# start of SUPPLIED RECORDS
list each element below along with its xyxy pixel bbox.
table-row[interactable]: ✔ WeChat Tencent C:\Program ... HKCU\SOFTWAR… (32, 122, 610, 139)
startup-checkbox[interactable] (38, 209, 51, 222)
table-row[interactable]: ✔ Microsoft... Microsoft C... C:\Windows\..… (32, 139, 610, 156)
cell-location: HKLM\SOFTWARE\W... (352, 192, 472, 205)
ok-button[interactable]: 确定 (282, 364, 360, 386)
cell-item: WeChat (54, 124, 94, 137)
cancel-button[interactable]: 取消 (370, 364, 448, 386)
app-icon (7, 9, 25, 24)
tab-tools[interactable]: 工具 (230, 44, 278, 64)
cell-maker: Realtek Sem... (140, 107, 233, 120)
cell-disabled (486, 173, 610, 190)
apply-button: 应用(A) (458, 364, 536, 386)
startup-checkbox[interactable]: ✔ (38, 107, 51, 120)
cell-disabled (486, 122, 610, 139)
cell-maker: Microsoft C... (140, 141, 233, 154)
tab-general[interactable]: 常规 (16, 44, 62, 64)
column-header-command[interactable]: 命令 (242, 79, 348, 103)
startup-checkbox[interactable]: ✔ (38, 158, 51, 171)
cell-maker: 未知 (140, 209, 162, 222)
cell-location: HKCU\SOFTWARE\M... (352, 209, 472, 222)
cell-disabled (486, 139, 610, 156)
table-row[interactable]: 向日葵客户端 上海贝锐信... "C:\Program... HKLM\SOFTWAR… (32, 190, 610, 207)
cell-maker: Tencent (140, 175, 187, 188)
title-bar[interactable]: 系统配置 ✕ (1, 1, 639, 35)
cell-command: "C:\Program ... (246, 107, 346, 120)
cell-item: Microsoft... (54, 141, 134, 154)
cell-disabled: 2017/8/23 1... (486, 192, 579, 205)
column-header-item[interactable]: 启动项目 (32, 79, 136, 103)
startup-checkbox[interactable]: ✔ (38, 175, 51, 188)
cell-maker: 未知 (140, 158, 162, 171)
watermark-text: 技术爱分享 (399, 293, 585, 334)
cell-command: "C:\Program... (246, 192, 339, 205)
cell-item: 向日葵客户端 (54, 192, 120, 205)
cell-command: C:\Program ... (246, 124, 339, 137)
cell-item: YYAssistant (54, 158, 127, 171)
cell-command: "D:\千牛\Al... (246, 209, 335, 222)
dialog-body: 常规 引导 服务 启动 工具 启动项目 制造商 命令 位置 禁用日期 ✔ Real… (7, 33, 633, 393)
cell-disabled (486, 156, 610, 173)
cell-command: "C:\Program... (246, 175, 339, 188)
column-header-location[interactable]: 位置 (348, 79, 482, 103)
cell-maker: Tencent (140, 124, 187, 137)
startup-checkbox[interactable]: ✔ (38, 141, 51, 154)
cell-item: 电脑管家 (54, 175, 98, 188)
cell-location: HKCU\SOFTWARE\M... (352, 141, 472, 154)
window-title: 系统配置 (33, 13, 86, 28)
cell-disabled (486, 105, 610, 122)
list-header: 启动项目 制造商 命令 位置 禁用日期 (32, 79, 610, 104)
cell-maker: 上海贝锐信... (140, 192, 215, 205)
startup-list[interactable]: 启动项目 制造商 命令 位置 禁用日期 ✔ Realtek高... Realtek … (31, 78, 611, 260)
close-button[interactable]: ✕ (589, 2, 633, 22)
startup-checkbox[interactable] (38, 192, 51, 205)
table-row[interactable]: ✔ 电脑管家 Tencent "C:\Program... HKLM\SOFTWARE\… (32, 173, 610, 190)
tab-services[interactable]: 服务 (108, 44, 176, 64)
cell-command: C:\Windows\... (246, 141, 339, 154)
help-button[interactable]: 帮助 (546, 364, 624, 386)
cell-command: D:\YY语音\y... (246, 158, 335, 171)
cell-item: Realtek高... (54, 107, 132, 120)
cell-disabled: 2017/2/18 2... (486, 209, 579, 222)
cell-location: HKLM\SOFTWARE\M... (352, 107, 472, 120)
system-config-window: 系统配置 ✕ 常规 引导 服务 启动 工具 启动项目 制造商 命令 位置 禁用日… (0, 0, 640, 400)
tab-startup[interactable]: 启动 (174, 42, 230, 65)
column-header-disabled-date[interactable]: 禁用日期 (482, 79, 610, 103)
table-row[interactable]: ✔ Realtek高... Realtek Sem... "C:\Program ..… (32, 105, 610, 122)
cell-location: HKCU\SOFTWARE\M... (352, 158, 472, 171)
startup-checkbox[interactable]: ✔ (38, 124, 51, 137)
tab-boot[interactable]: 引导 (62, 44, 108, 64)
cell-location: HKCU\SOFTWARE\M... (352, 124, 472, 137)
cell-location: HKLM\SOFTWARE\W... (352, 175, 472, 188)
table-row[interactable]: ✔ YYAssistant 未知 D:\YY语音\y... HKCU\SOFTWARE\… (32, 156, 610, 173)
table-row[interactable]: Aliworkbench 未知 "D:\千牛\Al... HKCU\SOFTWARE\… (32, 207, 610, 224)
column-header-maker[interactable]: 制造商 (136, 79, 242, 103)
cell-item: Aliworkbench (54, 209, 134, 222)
# end of SUPPLIED RECORDS
TASK STATEMENT
Transcribe every line of the data above, reproducing each character without alteration.

RESPONSE FOR THIS EXERCISE
list each element below along with its xyxy pixel bbox.
table-row[interactable]: ✔ WeChat Tencent C:\Program ... HKCU\SOFTWAR… (32, 122, 610, 139)
startup-checkbox[interactable] (38, 209, 51, 222)
table-row[interactable]: ✔ Microsoft... Microsoft C... C:\Windows\..… (32, 139, 610, 156)
cell-location: HKLM\SOFTWARE\W... (352, 192, 472, 205)
ok-button[interactable]: 确定 (282, 364, 360, 386)
cell-item: WeChat (54, 124, 94, 137)
cancel-button[interactable]: 取消 (370, 364, 448, 386)
app-icon (7, 9, 25, 24)
tab-tools[interactable]: 工具 (230, 44, 278, 64)
cell-maker: Realtek Sem... (140, 107, 233, 120)
cell-disabled (486, 173, 610, 190)
apply-button: 应用(A) (458, 364, 536, 386)
startup-checkbox[interactable]: ✔ (38, 107, 51, 120)
cell-disabled (486, 122, 610, 139)
cell-maker: Microsoft C... (140, 141, 233, 154)
tab-general[interactable]: 常规 (16, 44, 62, 64)
column-header-command[interactable]: 命令 (242, 79, 348, 103)
startup-checkbox[interactable]: ✔ (38, 158, 51, 171)
cell-maker: 未知 (140, 209, 162, 222)
cell-location: HKCU\SOFTWARE\M... (352, 209, 472, 222)
cell-disabled (486, 139, 610, 156)
table-row[interactable]: 向日葵客户端 上海贝锐信... "C:\Program... HKLM\SOFTWAR… (32, 190, 610, 207)
cell-maker: Tencent (140, 175, 187, 188)
title-bar[interactable]: 系统配置 ✕ (1, 1, 639, 35)
cell-command: "C:\Program ... (246, 107, 346, 120)
cell-item: Microsoft... (54, 141, 134, 154)
cell-disabled: 2017/8/23 1... (486, 192, 579, 205)
column-header-item[interactable]: 启动项目 (32, 79, 136, 103)
startup-checkbox[interactable]: ✔ (38, 175, 51, 188)
cell-maker: 未知 (140, 158, 162, 171)
watermark-text: 技术爱分享 (399, 293, 585, 334)
cell-command: "C:\Program... (246, 192, 339, 205)
cell-item: 向日葵客户端 (54, 192, 120, 205)
cell-command: C:\Program ... (246, 124, 339, 137)
cell-item: YYAssistant (54, 158, 127, 171)
cell-command: "D:\千牛\Al... (246, 209, 335, 222)
dialog-body: 常规 引导 服务 启动 工具 启动项目 制造商 命令 位置 禁用日期 ✔ Real… (7, 33, 633, 393)
cell-disabled (486, 156, 610, 173)
cell-command: "C:\Program... (246, 175, 339, 188)
column-header-location[interactable]: 位置 (348, 79, 482, 103)
cell-maker: Tencent (140, 124, 187, 137)
startup-checkbox[interactable]: ✔ (38, 141, 51, 154)
cell-item: 电脑管家 (54, 175, 98, 188)
cell-location: HKCU\SOFTWARE\M... (352, 141, 472, 154)
window-title: 系统配置 (33, 13, 86, 28)
cell-disabled (486, 105, 610, 122)
list-header: 启动项目 制造商 命令 位置 禁用日期 (32, 79, 610, 104)
cell-maker: 上海贝锐信... (140, 192, 215, 205)
startup-list[interactable]: 启动项目 制造商 命令 位置 禁用日期 ✔ Realtek高... Realtek … (31, 78, 611, 260)
close-button[interactable]: ✕ (589, 2, 633, 22)
startup-checkbox[interactable] (38, 192, 51, 205)
table-row[interactable]: ✔ 电脑管家 Tencent "C:\Program... HKLM\SOFTWARE\… (32, 173, 610, 190)
tab-services[interactable]: 服务 (108, 44, 176, 64)
cell-command: C:\Windows\... (246, 141, 339, 154)
help-button[interactable]: 帮助 (546, 364, 624, 386)
cell-command: D:\YY语音\y... (246, 158, 335, 171)
cell-item: Realtek高... (54, 107, 132, 120)
cell-disabled: 2017/2/18 2... (486, 209, 579, 222)
cell-location: HKLM\SOFTWARE\M... (352, 107, 472, 120)
system-config-window: 系统配置 ✕ 常规 引导 服务 启动 工具 启动项目 制造商 命令 位置 禁用日… (0, 0, 640, 400)
tab-startup[interactable]: 启动 (174, 42, 230, 65)
column-header-disabled-date[interactable]: 禁用日期 (482, 79, 610, 103)
table-row[interactable]: ✔ Realtek高... Realtek Sem... "C:\Program ..… (32, 105, 610, 122)
cell-location: HKCU\SOFTWARE\M... (352, 158, 472, 171)
startup-checkbox[interactable]: ✔ (38, 124, 51, 137)
tab-boot[interactable]: 引导 (62, 44, 108, 64)
cell-location: HKCU\SOFTWARE\M... (352, 124, 472, 137)
cell-location: HKLM\SOFTWARE\W... (352, 175, 472, 188)
table-row[interactable]: ✔ YYAssistant 未知 D:\YY语音\y... HKCU\SOFTWARE\… (32, 156, 610, 173)
table-row[interactable]: Aliworkbench 未知 "D:\千牛\Al... HKCU\SOFTWARE\… (32, 207, 610, 224)
column-header-maker[interactable]: 制造商 (136, 79, 242, 103)
cell-item: Aliworkbench (54, 209, 134, 222)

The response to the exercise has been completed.